* start *

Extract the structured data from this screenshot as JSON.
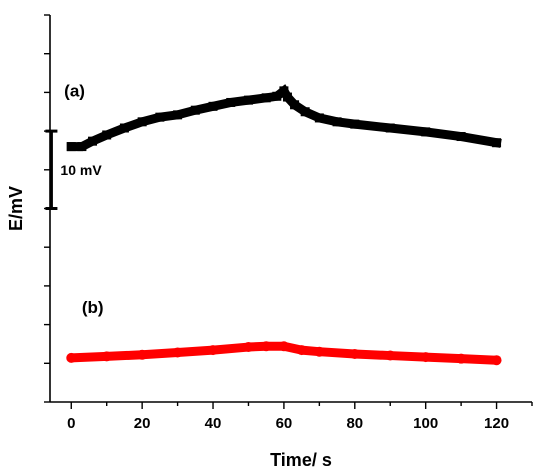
{
  "chart_data": {
    "type": "line",
    "title": "",
    "xlabel": "Time/ s",
    "ylabel": "E/mV",
    "xlim": [
      -6,
      130
    ],
    "ylim": [
      -50,
      0
    ],
    "xticks": [
      0,
      20,
      40,
      60,
      80,
      100,
      120
    ],
    "xtick_labels": [
      "0",
      "20",
      "40",
      "60",
      "80",
      "100",
      "120"
    ],
    "y_minor_ticks": [
      -50,
      -45,
      -40,
      -35,
      -30,
      -25,
      -20,
      -15,
      -10,
      -5,
      0
    ],
    "grid": false,
    "scale_bar": {
      "label": "10 mV",
      "from": -15,
      "to": -25
    },
    "series": [
      {
        "name": "(a)",
        "color": "#000000",
        "marker": "square",
        "x": [
          0,
          3,
          6,
          10,
          15,
          20,
          25,
          30,
          35,
          40,
          45,
          50,
          55,
          58,
          60,
          61,
          63,
          66,
          70,
          75,
          80,
          90,
          100,
          110,
          120
        ],
        "y": [
          -17.0,
          -17.0,
          -16.3,
          -15.5,
          -14.6,
          -13.8,
          -13.2,
          -12.9,
          -12.3,
          -11.8,
          -11.3,
          -11.0,
          -10.7,
          -10.5,
          -9.8,
          -10.6,
          -11.6,
          -12.5,
          -13.3,
          -13.8,
          -14.1,
          -14.6,
          -15.1,
          -15.7,
          -16.5
        ]
      },
      {
        "name": "(b)",
        "color": "#ff0000",
        "marker": "circle",
        "x": [
          0,
          10,
          20,
          30,
          40,
          50,
          55,
          60,
          65,
          70,
          80,
          90,
          100,
          110,
          120
        ],
        "y": [
          -44.3,
          -44.1,
          -43.9,
          -43.6,
          -43.3,
          -42.9,
          -42.8,
          -42.8,
          -43.3,
          -43.5,
          -43.8,
          -44.0,
          -44.2,
          -44.4,
          -44.6
        ]
      }
    ],
    "series_labels": [
      {
        "text": "(a)",
        "x": -2,
        "y": -10.5
      },
      {
        "text": "(b)",
        "x": 3,
        "y": -38.5
      }
    ]
  }
}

* end *

> [Exercise instructions]: Transcribe the full listing above exactly as it stands, minus the pictures.

> [Final result]:
Extract the structured data from this screenshot as JSON.
{
  "chart_data": {
    "type": "line",
    "title": "",
    "xlabel": "Time/ s",
    "ylabel": "E/mV",
    "xlim": [
      -6,
      130
    ],
    "ylim": [
      -50,
      0
    ],
    "xticks": [
      0,
      20,
      40,
      60,
      80,
      100,
      120
    ],
    "xtick_labels": [
      "0",
      "20",
      "40",
      "60",
      "80",
      "100",
      "120"
    ],
    "y_minor_ticks": [
      -50,
      -45,
      -40,
      -35,
      -30,
      -25,
      -20,
      -15,
      -10,
      -5,
      0
    ],
    "grid": false,
    "scale_bar": {
      "label": "10 mV",
      "from": -15,
      "to": -25
    },
    "series": [
      {
        "name": "(a)",
        "color": "#000000",
        "marker": "square",
        "x": [
          0,
          3,
          6,
          10,
          15,
          20,
          25,
          30,
          35,
          40,
          45,
          50,
          55,
          58,
          60,
          61,
          63,
          66,
          70,
          75,
          80,
          90,
          100,
          110,
          120
        ],
        "y": [
          -17.0,
          -17.0,
          -16.3,
          -15.5,
          -14.6,
          -13.8,
          -13.2,
          -12.9,
          -12.3,
          -11.8,
          -11.3,
          -11.0,
          -10.7,
          -10.5,
          -9.8,
          -10.6,
          -11.6,
          -12.5,
          -13.3,
          -13.8,
          -14.1,
          -14.6,
          -15.1,
          -15.7,
          -16.5
        ]
      },
      {
        "name": "(b)",
        "color": "#ff0000",
        "marker": "circle",
        "x": [
          0,
          10,
          20,
          30,
          40,
          50,
          55,
          60,
          65,
          70,
          80,
          90,
          100,
          110,
          120
        ],
        "y": [
          -44.3,
          -44.1,
          -43.9,
          -43.6,
          -43.3,
          -42.9,
          -42.8,
          -42.8,
          -43.3,
          -43.5,
          -43.8,
          -44.0,
          -44.2,
          -44.4,
          -44.6
        ]
      }
    ],
    "series_labels": [
      {
        "text": "(a)",
        "x": -2,
        "y": -10.5
      },
      {
        "text": "(b)",
        "x": 3,
        "y": -38.5
      }
    ]
  }
}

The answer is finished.